REQUIREMENTS: Copy out each line featuring the string "Many" from the entries beneath.

— Begin PROVIDED DATA —

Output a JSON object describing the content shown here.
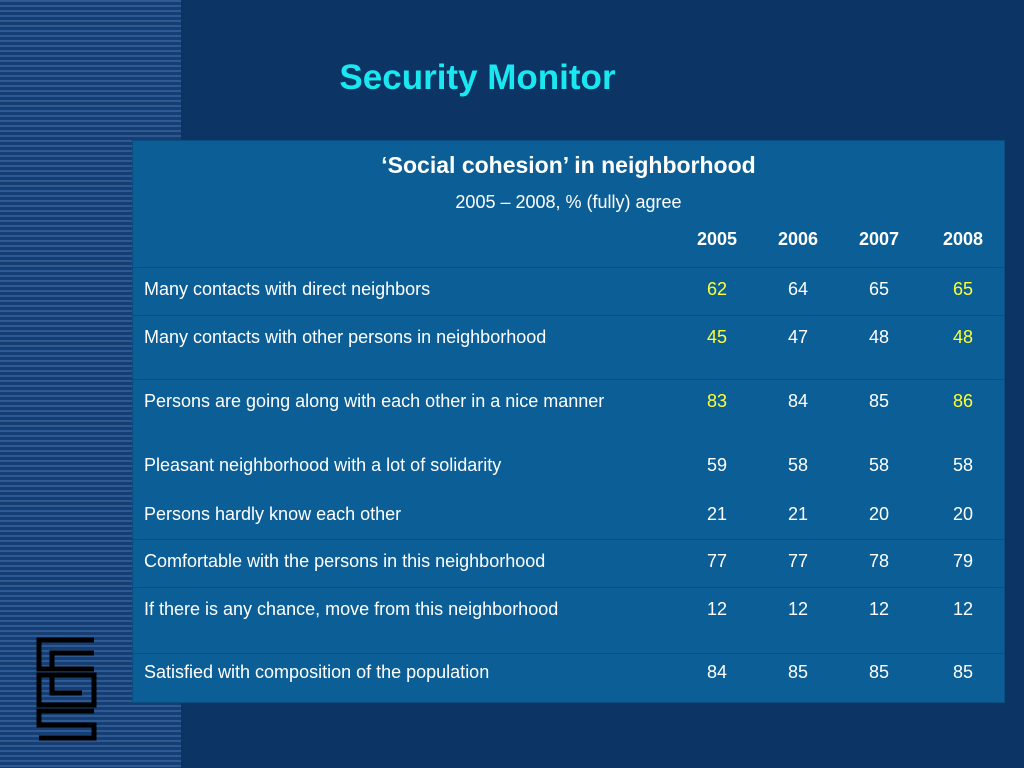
{
  "slide": {
    "title": "Security Monitor"
  },
  "table": {
    "title": "‘Social cohesion’ in neighborhood",
    "subtitle": "2005 – 2008, % (fully) agree",
    "years": [
      "2005",
      "2006",
      "2007",
      "2008"
    ],
    "highlight_color": "#ffff33",
    "rows": [
      {
        "label": "Many contacts with direct neighbors",
        "values": [
          "62",
          "64",
          "65",
          "65"
        ],
        "highlighted_columns": [
          0,
          3
        ]
      },
      {
        "label": "Many contacts with other persons in neighborhood",
        "values": [
          "45",
          "47",
          "48",
          "48"
        ],
        "highlighted_columns": [
          0,
          3
        ]
      },
      {
        "label": "Persons are going along with each other in a nice manner",
        "values": [
          "83",
          "84",
          "85",
          "86"
        ],
        "highlighted_columns": [
          0,
          3
        ]
      },
      {
        "label": "Pleasant neighborhood with a lot of solidarity",
        "values": [
          "59",
          "58",
          "58",
          "58"
        ],
        "highlighted_columns": []
      },
      {
        "label": "Persons hardly know each other",
        "values": [
          "21",
          "21",
          "20",
          "20"
        ],
        "highlighted_columns": []
      },
      {
        "label": "Comfortable with the persons in this neighborhood",
        "values": [
          "77",
          "77",
          "78",
          "79"
        ],
        "highlighted_columns": []
      },
      {
        "label": "If there is any chance, move from this neighborhood",
        "values": [
          "12",
          "12",
          "12",
          "12"
        ],
        "highlighted_columns": []
      },
      {
        "label": "Satisfied with composition of the population",
        "values": [
          "84",
          "85",
          "85",
          "85"
        ],
        "highlighted_columns": []
      }
    ]
  },
  "logo": {
    "icon": "cbs-logo",
    "color": "#000000"
  }
}
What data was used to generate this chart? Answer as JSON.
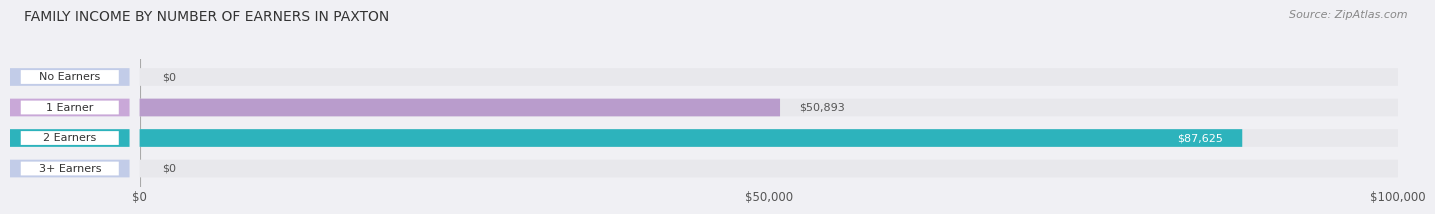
{
  "title": "FAMILY INCOME BY NUMBER OF EARNERS IN PAXTON",
  "source": "Source: ZipAtlas.com",
  "categories": [
    "No Earners",
    "1 Earner",
    "2 Earners",
    "3+ Earners"
  ],
  "values": [
    0,
    50893,
    87625,
    0
  ],
  "bar_colors": [
    "#aab8d8",
    "#b99ccc",
    "#2db3bc",
    "#aab8d8"
  ],
  "bar_bg_color": "#e8e8ec",
  "label_bg_colors": [
    "#c2cce8",
    "#c9a8d8",
    "#2db3bc",
    "#c2cce8"
  ],
  "label_text_colors": [
    "#333333",
    "#333333",
    "#ffffff",
    "#333333"
  ],
  "value_label_inside": [
    false,
    false,
    false,
    false
  ],
  "value_colors_outside": [
    "#555555",
    "#555555",
    "#ffffff",
    "#555555"
  ],
  "xlim": [
    0,
    100000
  ],
  "xticks": [
    0,
    50000,
    100000
  ],
  "xticklabels": [
    "$0",
    "$50,000",
    "$100,000"
  ],
  "title_fontsize": 10,
  "source_fontsize": 8,
  "tick_fontsize": 8.5,
  "bar_height": 0.58,
  "figsize": [
    14.06,
    2.33
  ]
}
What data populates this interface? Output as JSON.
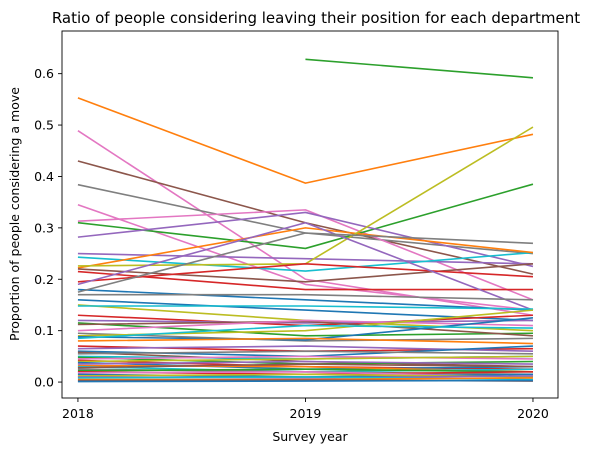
{
  "chart_data": {
    "type": "line",
    "title": "Ratio of people considering leaving their position for each department",
    "xlabel": "Survey year",
    "ylabel": "Proportion of people considering a move",
    "x": [
      2018,
      2019,
      2020
    ],
    "x_tick_labels": [
      "2018",
      "2019",
      "2020"
    ],
    "y_ticks": [
      0.0,
      0.1,
      0.2,
      0.3,
      0.4,
      0.5,
      0.6
    ],
    "y_tick_labels": [
      "0.0",
      "0.1",
      "0.2",
      "0.3",
      "0.4",
      "0.5",
      "0.6"
    ],
    "xlim": [
      2017.93,
      2020.11
    ],
    "ylim": [
      -0.031,
      0.683
    ],
    "grid": false,
    "legend": "none",
    "palette": [
      "#1f77b4",
      "#ff7f0e",
      "#2ca02c",
      "#d62728",
      "#9467bd",
      "#8c564b",
      "#e377c2",
      "#7f7f7f",
      "#bcbd22",
      "#17becf"
    ],
    "series": [
      {
        "values": [
          null,
          0.628,
          0.592
        ],
        "color": "#2ca02c"
      },
      {
        "values": [
          0.553,
          0.387,
          0.482
        ],
        "color": "#ff7f0e"
      },
      {
        "values": [
          0.489,
          0.2,
          0.13
        ],
        "color": "#e377c2"
      },
      {
        "values": [
          0.43,
          0.31,
          0.21
        ],
        "color": "#8c564b"
      },
      {
        "values": [
          0.384,
          0.29,
          0.25
        ],
        "color": "#7f7f7f"
      },
      {
        "values": [
          0.345,
          0.19,
          0.14
        ],
        "color": "#e377c2"
      },
      {
        "values": [
          0.313,
          0.335,
          0.16
        ],
        "color": "#e377c2"
      },
      {
        "values": [
          0.31,
          0.26,
          0.385
        ],
        "color": "#2ca02c"
      },
      {
        "values": [
          0.282,
          0.33,
          0.225
        ],
        "color": "#9467bd"
      },
      {
        "values": [
          0.25,
          0.24,
          0.23
        ],
        "color": "#9467bd"
      },
      {
        "values": [
          0.243,
          0.216,
          0.252
        ],
        "color": "#17becf"
      },
      {
        "values": [
          0.222,
          0.3,
          0.252
        ],
        "color": "#ff7f0e"
      },
      {
        "values": [
          0.226,
          0.23,
          0.496
        ],
        "color": "#bcbd22"
      },
      {
        "values": [
          0.22,
          0.195,
          0.23
        ],
        "color": "#8c564b"
      },
      {
        "values": [
          0.215,
          0.18,
          0.18
        ],
        "color": "#d62728"
      },
      {
        "values": [
          0.195,
          0.23,
          0.205
        ],
        "color": "#d62728"
      },
      {
        "values": [
          0.19,
          0.31,
          0.14
        ],
        "color": "#9467bd"
      },
      {
        "values": [
          0.18,
          0.16,
          0.14
        ],
        "color": "#1f77b4"
      },
      {
        "values": [
          0.175,
          0.29,
          0.27
        ],
        "color": "#7f7f7f"
      },
      {
        "values": [
          0.17,
          0.17,
          0.16
        ],
        "color": "#7f7f7f"
      },
      {
        "values": [
          0.16,
          0.14,
          0.12
        ],
        "color": "#1f77b4"
      },
      {
        "values": [
          0.15,
          0.12,
          0.1
        ],
        "color": "#bcbd22"
      },
      {
        "values": [
          0.148,
          0.148,
          0.142
        ],
        "color": "#17becf"
      },
      {
        "values": [
          0.13,
          0.11,
          0.13
        ],
        "color": "#d62728"
      },
      {
        "values": [
          0.12,
          0.115,
          0.12
        ],
        "color": "#9467bd"
      },
      {
        "values": [
          0.115,
          0.09,
          0.095
        ],
        "color": "#2ca02c"
      },
      {
        "values": [
          0.112,
          0.118,
          0.09
        ],
        "color": "#8c564b"
      },
      {
        "values": [
          0.1,
          0.12,
          0.11
        ],
        "color": "#e377c2"
      },
      {
        "values": [
          0.095,
          0.08,
          0.085
        ],
        "color": "#7f7f7f"
      },
      {
        "values": [
          0.09,
          0.1,
          0.14
        ],
        "color": "#bcbd22"
      },
      {
        "values": [
          0.088,
          0.082,
          0.125
        ],
        "color": "#1f77b4"
      },
      {
        "values": [
          0.085,
          0.11,
          0.105
        ],
        "color": "#17becf"
      },
      {
        "values": [
          0.08,
          0.085,
          0.075
        ],
        "color": "#ff7f0e"
      },
      {
        "values": [
          0.07,
          0.06,
          0.065
        ],
        "color": "#d62728"
      },
      {
        "values": [
          0.065,
          0.07,
          0.06
        ],
        "color": "#9467bd"
      },
      {
        "values": [
          0.06,
          0.05,
          0.07
        ],
        "color": "#1f77b4"
      },
      {
        "values": [
          0.058,
          0.04,
          0.03
        ],
        "color": "#8c564b"
      },
      {
        "values": [
          0.055,
          0.06,
          0.055
        ],
        "color": "#7f7f7f"
      },
      {
        "values": [
          0.05,
          0.045,
          0.05
        ],
        "color": "#17becf"
      },
      {
        "values": [
          0.048,
          0.035,
          0.04
        ],
        "color": "#2ca02c"
      },
      {
        "values": [
          0.045,
          0.05,
          0.045
        ],
        "color": "#e377c2"
      },
      {
        "values": [
          0.042,
          0.03,
          0.025
        ],
        "color": "#d62728"
      },
      {
        "values": [
          0.04,
          0.045,
          0.05
        ],
        "color": "#bcbd22"
      },
      {
        "values": [
          0.038,
          0.025,
          0.03
        ],
        "color": "#1f77b4"
      },
      {
        "values": [
          0.035,
          0.04,
          0.035
        ],
        "color": "#9467bd"
      },
      {
        "values": [
          0.032,
          0.03,
          0.02
        ],
        "color": "#ff7f0e"
      },
      {
        "values": [
          0.03,
          0.02,
          0.025
        ],
        "color": "#17becf"
      },
      {
        "values": [
          0.028,
          0.035,
          0.03
        ],
        "color": "#8c564b"
      },
      {
        "values": [
          0.025,
          0.02,
          0.015
        ],
        "color": "#7f7f7f"
      },
      {
        "values": [
          0.022,
          0.025,
          0.02
        ],
        "color": "#2ca02c"
      },
      {
        "values": [
          0.02,
          0.015,
          0.02
        ],
        "color": "#d62728"
      },
      {
        "values": [
          0.018,
          0.02,
          0.01
        ],
        "color": "#e377c2"
      },
      {
        "values": [
          0.015,
          0.01,
          0.015
        ],
        "color": "#1f77b4"
      },
      {
        "values": [
          0.012,
          0.015,
          0.01
        ],
        "color": "#bcbd22"
      },
      {
        "values": [
          0.01,
          0.008,
          0.012
        ],
        "color": "#9467bd"
      },
      {
        "values": [
          0.008,
          0.01,
          0.005
        ],
        "color": "#17becf"
      },
      {
        "values": [
          0.005,
          0.005,
          0.008
        ],
        "color": "#ff7f0e"
      },
      {
        "values": [
          0.003,
          0.004,
          0.002
        ],
        "color": "#8c564b"
      },
      {
        "values": [
          0.001,
          0.002,
          0.003
        ],
        "color": "#1f77b4"
      }
    ]
  }
}
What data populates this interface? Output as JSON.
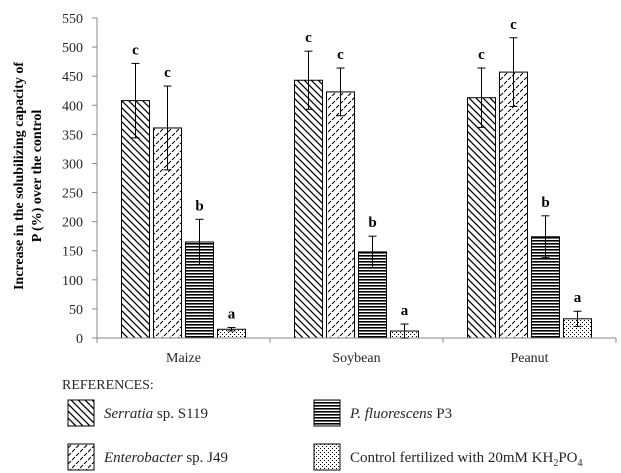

— End PROVIDED DATA —

RESULT OF THE EXERCISE:
        "label": "Many contacts with direct neighbors",
        "label": "Many contacts with other persons in neighborhood",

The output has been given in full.